**Task to carry out**
Using the entries below, return word for word the lines from the one containing "OCR this image." up to and including the last.

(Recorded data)

= = = =

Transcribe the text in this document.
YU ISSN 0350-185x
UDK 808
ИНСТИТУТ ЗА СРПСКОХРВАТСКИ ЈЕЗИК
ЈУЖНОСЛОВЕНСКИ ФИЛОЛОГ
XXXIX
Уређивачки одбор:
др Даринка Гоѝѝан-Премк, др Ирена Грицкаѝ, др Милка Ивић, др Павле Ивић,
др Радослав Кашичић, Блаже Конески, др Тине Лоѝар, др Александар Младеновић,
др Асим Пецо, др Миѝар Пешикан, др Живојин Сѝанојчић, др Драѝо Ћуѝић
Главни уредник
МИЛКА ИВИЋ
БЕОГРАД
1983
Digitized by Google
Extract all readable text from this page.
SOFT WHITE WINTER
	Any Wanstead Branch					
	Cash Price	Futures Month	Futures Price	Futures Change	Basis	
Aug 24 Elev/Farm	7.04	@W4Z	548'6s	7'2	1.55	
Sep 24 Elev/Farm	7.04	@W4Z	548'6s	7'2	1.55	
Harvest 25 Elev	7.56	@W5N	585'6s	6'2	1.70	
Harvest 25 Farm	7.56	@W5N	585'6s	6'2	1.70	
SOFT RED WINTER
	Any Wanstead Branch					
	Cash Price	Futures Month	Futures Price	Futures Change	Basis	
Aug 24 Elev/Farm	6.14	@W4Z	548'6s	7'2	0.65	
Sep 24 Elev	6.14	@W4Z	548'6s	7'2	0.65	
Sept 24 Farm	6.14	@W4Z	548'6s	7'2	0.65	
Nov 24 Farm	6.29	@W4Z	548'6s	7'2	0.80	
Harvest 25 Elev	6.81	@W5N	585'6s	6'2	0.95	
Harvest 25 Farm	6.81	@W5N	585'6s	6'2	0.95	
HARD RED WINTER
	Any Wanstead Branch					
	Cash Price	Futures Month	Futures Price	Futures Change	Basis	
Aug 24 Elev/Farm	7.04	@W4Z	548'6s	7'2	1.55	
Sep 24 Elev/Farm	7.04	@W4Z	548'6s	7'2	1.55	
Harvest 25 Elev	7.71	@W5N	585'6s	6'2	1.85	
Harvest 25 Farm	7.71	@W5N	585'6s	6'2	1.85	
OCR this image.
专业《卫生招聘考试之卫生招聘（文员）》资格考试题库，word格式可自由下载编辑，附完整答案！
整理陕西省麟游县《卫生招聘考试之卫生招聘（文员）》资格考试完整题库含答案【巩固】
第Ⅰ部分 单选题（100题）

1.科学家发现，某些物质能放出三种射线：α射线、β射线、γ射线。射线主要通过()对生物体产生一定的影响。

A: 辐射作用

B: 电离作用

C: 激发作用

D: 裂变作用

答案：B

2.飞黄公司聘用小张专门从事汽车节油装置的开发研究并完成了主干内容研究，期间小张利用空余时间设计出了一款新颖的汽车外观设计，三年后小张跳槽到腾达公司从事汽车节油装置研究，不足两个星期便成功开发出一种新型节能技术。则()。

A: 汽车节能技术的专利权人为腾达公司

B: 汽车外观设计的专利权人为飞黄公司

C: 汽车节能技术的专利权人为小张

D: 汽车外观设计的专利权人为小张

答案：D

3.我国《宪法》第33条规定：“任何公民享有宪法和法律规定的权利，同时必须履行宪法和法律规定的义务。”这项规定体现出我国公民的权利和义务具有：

= = = =

**Response to the task**
OCR this image.
专业《卫生招聘考试之卫生招聘（文员）》资格考试题库，word格式可自由下载编辑，附完整答案！
整理陕西省麟游县《卫生招聘考试之卫生招聘（文员）》资格考试完整题库含答案【巩固】
第Ⅰ部分 单选题（100题）

1.科学家发现，某些物质能放出三种射线：α射线、β射线、γ射线。射线主要通过()对生物体产生一定的影响。

A: 辐射作用

B: 电离作用

C: 激发作用

D: 裂变作用

答案：B

2.飞黄公司聘用小张专门从事汽车节油装置的开发研究并完成了主干内容研究，期间小张利用空余时间设计出了一款新颖的汽车外观设计，三年后小张跳槽到腾达公司从事汽车节油装置研究，不足两个星期便成功开发出一种新型节能技术。则()。

A: 汽车节能技术的专利权人为腾达公司

B: 汽车外观设计的专利权人为飞黄公司

C: 汽车节能技术的专利权人为小张

D: 汽车外观设计的专利权人为小张

答案：D

3.我国《宪法》第33条规定：“任何公民享有宪法和法律规定的权利，同时必须履行宪法和法律规定的义务。”这项规定体现出我国公民的权利和义务具有：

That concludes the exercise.